Reproduce the entries exactly.
********
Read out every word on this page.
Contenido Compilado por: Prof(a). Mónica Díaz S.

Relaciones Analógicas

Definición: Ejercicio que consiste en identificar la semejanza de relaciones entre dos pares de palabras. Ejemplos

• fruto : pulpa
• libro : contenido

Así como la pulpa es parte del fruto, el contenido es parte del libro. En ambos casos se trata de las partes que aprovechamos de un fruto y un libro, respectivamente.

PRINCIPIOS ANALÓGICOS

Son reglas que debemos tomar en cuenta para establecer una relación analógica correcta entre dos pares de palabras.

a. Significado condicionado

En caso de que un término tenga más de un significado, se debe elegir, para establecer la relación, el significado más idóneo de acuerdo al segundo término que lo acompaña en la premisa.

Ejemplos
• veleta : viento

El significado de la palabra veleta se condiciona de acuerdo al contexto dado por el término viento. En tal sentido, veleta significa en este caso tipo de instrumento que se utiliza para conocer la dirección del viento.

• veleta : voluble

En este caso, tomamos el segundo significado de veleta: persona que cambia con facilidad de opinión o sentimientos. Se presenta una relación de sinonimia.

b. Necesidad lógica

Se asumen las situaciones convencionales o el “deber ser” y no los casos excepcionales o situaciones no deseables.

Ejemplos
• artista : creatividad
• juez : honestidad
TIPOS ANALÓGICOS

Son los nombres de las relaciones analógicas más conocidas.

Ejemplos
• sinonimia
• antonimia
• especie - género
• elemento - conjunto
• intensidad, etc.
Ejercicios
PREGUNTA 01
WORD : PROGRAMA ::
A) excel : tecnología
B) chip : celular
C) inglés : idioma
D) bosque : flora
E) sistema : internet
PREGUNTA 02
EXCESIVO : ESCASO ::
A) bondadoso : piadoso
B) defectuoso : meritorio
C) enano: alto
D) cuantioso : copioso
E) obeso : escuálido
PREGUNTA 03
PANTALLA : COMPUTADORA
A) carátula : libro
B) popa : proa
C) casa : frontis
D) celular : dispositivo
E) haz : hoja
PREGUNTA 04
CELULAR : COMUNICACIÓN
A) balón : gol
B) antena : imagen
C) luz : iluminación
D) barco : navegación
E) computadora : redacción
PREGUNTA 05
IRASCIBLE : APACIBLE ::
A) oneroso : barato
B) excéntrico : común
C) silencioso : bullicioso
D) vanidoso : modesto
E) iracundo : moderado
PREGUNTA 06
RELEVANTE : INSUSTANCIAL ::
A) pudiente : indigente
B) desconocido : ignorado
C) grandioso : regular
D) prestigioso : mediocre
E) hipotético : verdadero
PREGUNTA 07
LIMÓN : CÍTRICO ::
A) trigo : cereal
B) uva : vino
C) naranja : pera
********
* **RESPONSE**
Read out every word on this page.
Contenido Compilado por: Prof(a). Mónica Díaz S.

Relaciones Analógicas

Definición: Ejercicio que consiste en identificar la semejanza de relaciones entre dos pares de palabras. Ejemplos

• fruto : pulpa
• libro : contenido

Así como la pulpa es parte del fruto, el contenido es parte del libro. En ambos casos se trata de las partes que aprovechamos de un fruto y un libro, respectivamente.

PRINCIPIOS ANALÓGICOS

Son reglas que debemos tomar en cuenta para establecer una relación analógica correcta entre dos pares de palabras.

a. Significado condicionado

En caso de que un término tenga más de un significado, se debe elegir, para establecer la relación, el significado más idóneo de acuerdo al segundo término que lo acompaña en la premisa.

Ejemplos
• veleta : viento

El significado de la palabra veleta se condiciona de acuerdo al contexto dado por el término viento. En tal sentido, veleta significa en este caso tipo de instrumento que se utiliza para conocer la dirección del viento.

• veleta : voluble

En este caso, tomamos el segundo significado de veleta: persona que cambia con facilidad de opinión o sentimientos. Se presenta una relación de sinonimia.

b. Necesidad lógica

Se asumen las situaciones convencionales o el “deber ser” y no los casos excepcionales o situaciones no deseables.

Ejemplos
• artista : creatividad
• juez : honestidad
TIPOS ANALÓGICOS

Son los nombres de las relaciones analógicas más conocidas.

Ejemplos
• sinonimia
• antonimia
• especie - género
• elemento - conjunto
• intensidad, etc.
Ejercicios
PREGUNTA 01
WORD : PROGRAMA ::
A) excel : tecnología
B) chip : celular
C) inglés : idioma
D) bosque : flora
E) sistema : internet
PREGUNTA 02
EXCESIVO : ESCASO ::
A) bondadoso : piadoso
B) defectuoso : meritorio
C) enano: alto
D) cuantioso : copioso
E) obeso : escuálido
PREGUNTA 03
PANTALLA : COMPUTADORA
A) carátula : libro
B) popa : proa
C) casa : frontis
D) celular : dispositivo
E) haz : hoja
PREGUNTA 04
CELULAR : COMUNICACIÓN
A) balón : gol
B) antena : imagen
C) luz : iluminación
D) barco : navegación
E) computadora : redacción
PREGUNTA 05
IRASCIBLE : APACIBLE ::
A) oneroso : barato
B) excéntrico : común
C) silencioso : bullicioso
D) vanidoso : modesto
E) iracundo : moderado
PREGUNTA 06
RELEVANTE : INSUSTANCIAL ::
A) pudiente : indigente
B) desconocido : ignorado
C) grandioso : regular
D) prestigioso : mediocre
E) hipotético : verdadero
PREGUNTA 07
LIMÓN : CÍTRICO ::
A) trigo : cereal
B) uva : vino
C) naranja : pera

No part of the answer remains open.